* **Task to carry out**
Copy out all lines of the records in which the word "Library" appears.

* **Dataset records**
↓↓↓

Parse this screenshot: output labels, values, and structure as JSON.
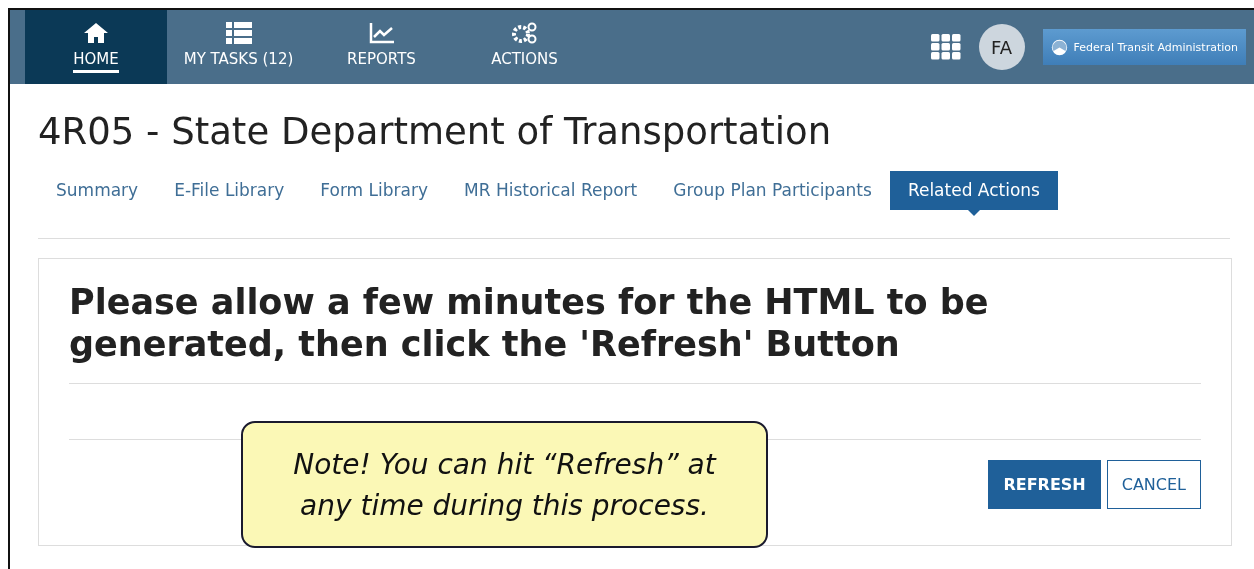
{
  "nav": {
    "items": [
      {
        "label": "HOME",
        "selected": true
      },
      {
        "label": "MY TASKS (12)",
        "selected": false
      },
      {
        "label": "REPORTS",
        "selected": false
      },
      {
        "label": "ACTIONS",
        "selected": false
      }
    ],
    "avatar": "FA",
    "agency": "Federal Transit Administration"
  },
  "title": "4R05 - State Department of Transportation",
  "tabs": [
    {
      "label": "Summary",
      "selected": false
    },
    {
      "label": "E-File Library",
      "selected": false
    },
    {
      "label": "Form Library",
      "selected": false
    },
    {
      "label": "MR Historical Report",
      "selected": false
    },
    {
      "label": "Group Plan Participants",
      "selected": false
    },
    {
      "label": "Related Actions",
      "selected": true
    }
  ],
  "panel": {
    "message": "Please allow a few minutes for the HTML to be generated, then click the 'Refresh' Button",
    "buttons": [
      {
        "label": "REFRESH",
        "kind": "primary"
      },
      {
        "label": "CANCEL",
        "kind": "secondary"
      }
    ]
  },
  "callout": "Note! You can hit “Refresh” at any time during this process."
}
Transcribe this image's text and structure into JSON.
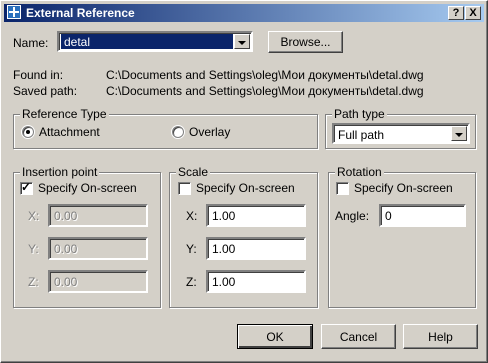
{
  "window": {
    "title": "External Reference",
    "help_btn": "?",
    "close_btn": "X"
  },
  "name": {
    "label": "Name:",
    "value": "detal",
    "browse_label": "Browse..."
  },
  "info": {
    "found_in_label": "Found in:",
    "found_in_value": "C:\\Documents and Settings\\oleg\\Мои документы\\detal.dwg",
    "saved_path_label": "Saved path:",
    "saved_path_value": "C:\\Documents and Settings\\oleg\\Мои документы\\detal.dwg"
  },
  "reference_type": {
    "title": "Reference Type",
    "options": [
      {
        "label": "Attachment",
        "selected": true
      },
      {
        "label": "Overlay",
        "selected": false
      }
    ]
  },
  "path_type": {
    "title": "Path type",
    "value": "Full path"
  },
  "insertion_point": {
    "title": "Insertion point",
    "specify_label": "Specify On-screen",
    "specify_checked": true,
    "x_label": "X:",
    "x_value": "0.00",
    "y_label": "Y:",
    "y_value": "0.00",
    "z_label": "Z:",
    "z_value": "0.00"
  },
  "scale": {
    "title": "Scale",
    "specify_label": "Specify On-screen",
    "specify_checked": false,
    "x_label": "X:",
    "x_value": "1.00",
    "y_label": "Y:",
    "y_value": "1.00",
    "z_label": "Z:",
    "z_value": "1.00"
  },
  "rotation": {
    "title": "Rotation",
    "specify_label": "Specify On-screen",
    "specify_checked": false,
    "angle_label": "Angle:",
    "angle_value": "0"
  },
  "buttons": {
    "ok": "OK",
    "cancel": "Cancel",
    "help": "Help"
  },
  "colors": {
    "title_start": "#0a246a",
    "title_end": "#a6caf0",
    "face": "#d4d0c8",
    "selection": "#0a246a"
  }
}
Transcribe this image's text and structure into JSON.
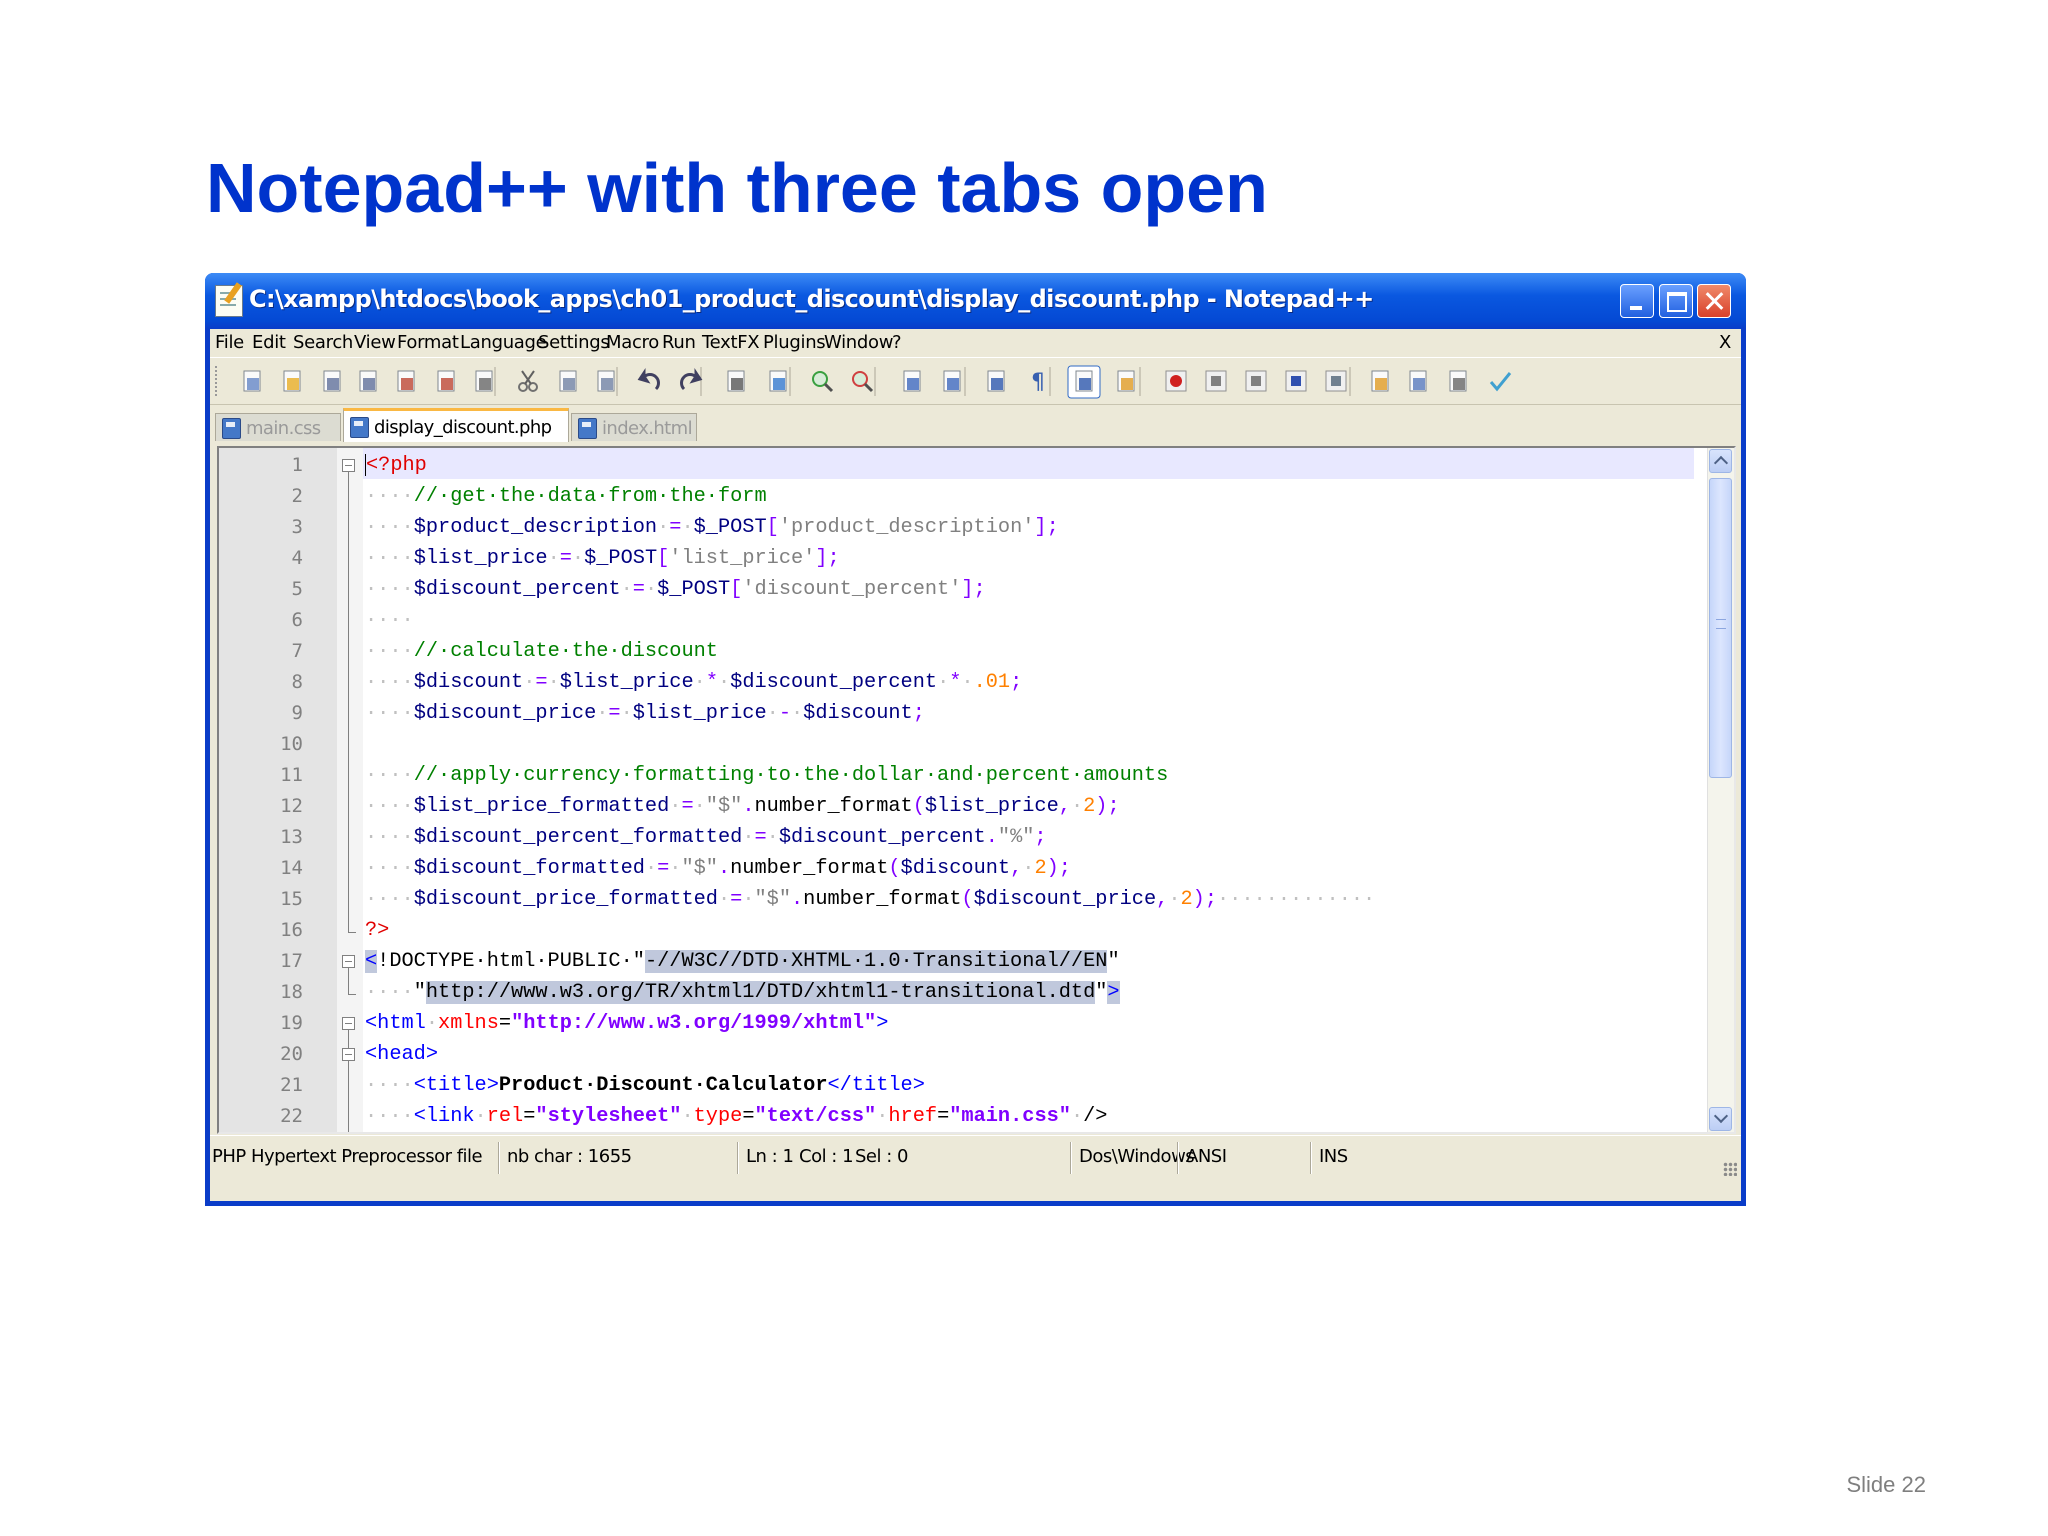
{
  "slide": {
    "title": "Notepad++ with three tabs open",
    "number": "Slide 22"
  },
  "window": {
    "title": "C:\\xampp\\htdocs\\book_apps\\ch01_product_discount\\display_discount.php - Notepad++"
  },
  "menu": {
    "items": [
      "File",
      "Edit",
      "Search",
      "View",
      "Format",
      "Language",
      "Settings",
      "Macro",
      "Run",
      "TextFX",
      "Plugins",
      "Window",
      "?"
    ],
    "close": "X"
  },
  "toolbar": {
    "icons": [
      "new-file-icon",
      "open-file-icon",
      "save-icon",
      "save-all-icon",
      "close-icon",
      "close-all-icon",
      "print-icon",
      "cut-icon",
      "copy-icon",
      "paste-icon",
      "undo-icon",
      "redo-icon",
      "find-icon",
      "replace-icon",
      "zoom-in-icon",
      "zoom-out-icon",
      "sync-vertical-icon",
      "sync-horizontal-icon",
      "word-wrap-icon",
      "show-all-chars-icon",
      "indent-guide-icon",
      "user-lang-icon",
      "record-macro-icon",
      "stop-macro-icon",
      "play-macro-icon",
      "run-macro-multiple-icon",
      "save-macro-icon",
      "folder-icon",
      "panel-icon",
      "file-explorer-icon",
      "spell-check-icon"
    ]
  },
  "tabs": [
    {
      "label": "main.css",
      "active": false
    },
    {
      "label": "display_discount.php",
      "active": true
    },
    {
      "label": "index.html",
      "active": false
    }
  ],
  "editor": {
    "line_numbers": [
      "1",
      "2",
      "3",
      "4",
      "5",
      "6",
      "7",
      "8",
      "9",
      "10",
      "11",
      "12",
      "13",
      "14",
      "15",
      "16",
      "17",
      "18",
      "19",
      "20",
      "21",
      "22"
    ],
    "lines": [
      [
        [
          "php",
          "<?php"
        ]
      ],
      [
        [
          "ws",
          "····"
        ],
        [
          "com",
          "//·get·the·data·from·the·form"
        ]
      ],
      [
        [
          "ws",
          "····"
        ],
        [
          "var",
          "$product_description"
        ],
        [
          "ws",
          "·"
        ],
        [
          "op",
          "="
        ],
        [
          "ws",
          "·"
        ],
        [
          "var",
          "$_POST"
        ],
        [
          "op",
          "["
        ],
        [
          "str",
          "'product_description'"
        ],
        [
          "op",
          "];"
        ]
      ],
      [
        [
          "ws",
          "····"
        ],
        [
          "var",
          "$list_price"
        ],
        [
          "ws",
          "·"
        ],
        [
          "op",
          "="
        ],
        [
          "ws",
          "·"
        ],
        [
          "var",
          "$_POST"
        ],
        [
          "op",
          "["
        ],
        [
          "str",
          "'list_price'"
        ],
        [
          "op",
          "];"
        ]
      ],
      [
        [
          "ws",
          "····"
        ],
        [
          "var",
          "$discount_percent"
        ],
        [
          "ws",
          "·"
        ],
        [
          "op",
          "="
        ],
        [
          "ws",
          "·"
        ],
        [
          "var",
          "$_POST"
        ],
        [
          "op",
          "["
        ],
        [
          "str",
          "'discount_percent'"
        ],
        [
          "op",
          "];"
        ]
      ],
      [
        [
          "ws",
          "····"
        ]
      ],
      [
        [
          "ws",
          "····"
        ],
        [
          "com",
          "//·calculate·the·discount"
        ]
      ],
      [
        [
          "ws",
          "····"
        ],
        [
          "var",
          "$discount"
        ],
        [
          "ws",
          "·"
        ],
        [
          "op",
          "="
        ],
        [
          "ws",
          "·"
        ],
        [
          "var",
          "$list_price"
        ],
        [
          "ws",
          "·"
        ],
        [
          "op",
          "*"
        ],
        [
          "ws",
          "·"
        ],
        [
          "var",
          "$discount_percent"
        ],
        [
          "ws",
          "·"
        ],
        [
          "op",
          "*"
        ],
        [
          "ws",
          "·"
        ],
        [
          "num",
          ".01"
        ],
        [
          "op",
          ";"
        ]
      ],
      [
        [
          "ws",
          "····"
        ],
        [
          "var",
          "$discount_price"
        ],
        [
          "ws",
          "·"
        ],
        [
          "op",
          "="
        ],
        [
          "ws",
          "·"
        ],
        [
          "var",
          "$list_price"
        ],
        [
          "ws",
          "·"
        ],
        [
          "op",
          "-"
        ],
        [
          "ws",
          "·"
        ],
        [
          "var",
          "$discount"
        ],
        [
          "op",
          ";"
        ]
      ],
      [],
      [
        [
          "ws",
          "····"
        ],
        [
          "com",
          "//·apply·currency·formatting·to·the·dollar·and·percent·amounts"
        ]
      ],
      [
        [
          "ws",
          "····"
        ],
        [
          "var",
          "$list_price_formatted"
        ],
        [
          "ws",
          "·"
        ],
        [
          "op",
          "="
        ],
        [
          "ws",
          "·"
        ],
        [
          "str",
          "\"$\""
        ],
        [
          "op",
          "."
        ],
        [
          "plain",
          "number_format"
        ],
        [
          "op",
          "("
        ],
        [
          "var",
          "$list_price"
        ],
        [
          "op",
          ","
        ],
        [
          "ws",
          "·"
        ],
        [
          "num",
          "2"
        ],
        [
          "op",
          ");"
        ]
      ],
      [
        [
          "ws",
          "····"
        ],
        [
          "var",
          "$discount_percent_formatted"
        ],
        [
          "ws",
          "·"
        ],
        [
          "op",
          "="
        ],
        [
          "ws",
          "·"
        ],
        [
          "var",
          "$discount_percent"
        ],
        [
          "op",
          "."
        ],
        [
          "str",
          "\"%\""
        ],
        [
          "op",
          ";"
        ]
      ],
      [
        [
          "ws",
          "····"
        ],
        [
          "var",
          "$discount_formatted"
        ],
        [
          "ws",
          "·"
        ],
        [
          "op",
          "="
        ],
        [
          "ws",
          "·"
        ],
        [
          "str",
          "\"$\""
        ],
        [
          "op",
          "."
        ],
        [
          "plain",
          "number_format"
        ],
        [
          "op",
          "("
        ],
        [
          "var",
          "$discount"
        ],
        [
          "op",
          ","
        ],
        [
          "ws",
          "·"
        ],
        [
          "num",
          "2"
        ],
        [
          "op",
          ");"
        ]
      ],
      [
        [
          "ws",
          "····"
        ],
        [
          "var",
          "$discount_price_formatted"
        ],
        [
          "ws",
          "·"
        ],
        [
          "op",
          "="
        ],
        [
          "ws",
          "·"
        ],
        [
          "str",
          "\"$\""
        ],
        [
          "op",
          "."
        ],
        [
          "plain",
          "number_format"
        ],
        [
          "op",
          "("
        ],
        [
          "var",
          "$discount_price"
        ],
        [
          "op",
          ","
        ],
        [
          "ws",
          "·"
        ],
        [
          "num",
          "2"
        ],
        [
          "op",
          ");"
        ],
        [
          "ws",
          "·············"
        ]
      ],
      [
        [
          "php",
          "?>"
        ]
      ],
      [
        [
          "tagsel",
          "<"
        ],
        [
          "plain",
          "!DOCTYPE·html·PUBLIC·"
        ],
        [
          "plain",
          "\""
        ],
        [
          "sel",
          "-//W3C//DTD·XHTML·1.0·Transitional//EN"
        ],
        [
          "plain",
          "\""
        ]
      ],
      [
        [
          "ws",
          "····"
        ],
        [
          "plain",
          "\""
        ],
        [
          "sel",
          "http://www.w3.org/TR/xhtml1/DTD/xhtml1-transitional.dtd"
        ],
        [
          "plain",
          "\""
        ],
        [
          "tagsel",
          ">"
        ]
      ],
      [
        [
          "tag",
          "<html"
        ],
        [
          "ws",
          "·"
        ],
        [
          "att",
          "xmlns"
        ],
        [
          "plain",
          "="
        ],
        [
          "val",
          "\"http://www.w3.org/1999/xhtml\""
        ],
        [
          "tag",
          ">"
        ]
      ],
      [
        [
          "tag",
          "<head>"
        ]
      ],
      [
        [
          "ws",
          "····"
        ],
        [
          "tag",
          "<title>"
        ],
        [
          "bold",
          "Product·Discount·Calculator"
        ],
        [
          "tag",
          "</title>"
        ]
      ],
      [
        [
          "ws",
          "····"
        ],
        [
          "tag",
          "<link"
        ],
        [
          "ws",
          "·"
        ],
        [
          "att",
          "rel"
        ],
        [
          "plain",
          "="
        ],
        [
          "val",
          "\"stylesheet\""
        ],
        [
          "ws",
          "·"
        ],
        [
          "att",
          "type"
        ],
        [
          "plain",
          "="
        ],
        [
          "val",
          "\"text/css\""
        ],
        [
          "ws",
          "·"
        ],
        [
          "att",
          "href"
        ],
        [
          "plain",
          "="
        ],
        [
          "val",
          "\"main.css\""
        ],
        [
          "ws",
          "·"
        ],
        [
          "plain",
          "/>"
        ]
      ]
    ]
  },
  "status": {
    "file_type": "PHP Hypertext Preprocessor file",
    "length": "nb char : 1655",
    "ln": "Ln : 1",
    "col": "Col : 1",
    "sel": "Sel : 0",
    "eol": "Dos\\Windows",
    "encoding": "ANSI",
    "mode": "INS"
  }
}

↑↑↑

* **Task result**
      "label": "E-File Library",
      "label": "Form Library",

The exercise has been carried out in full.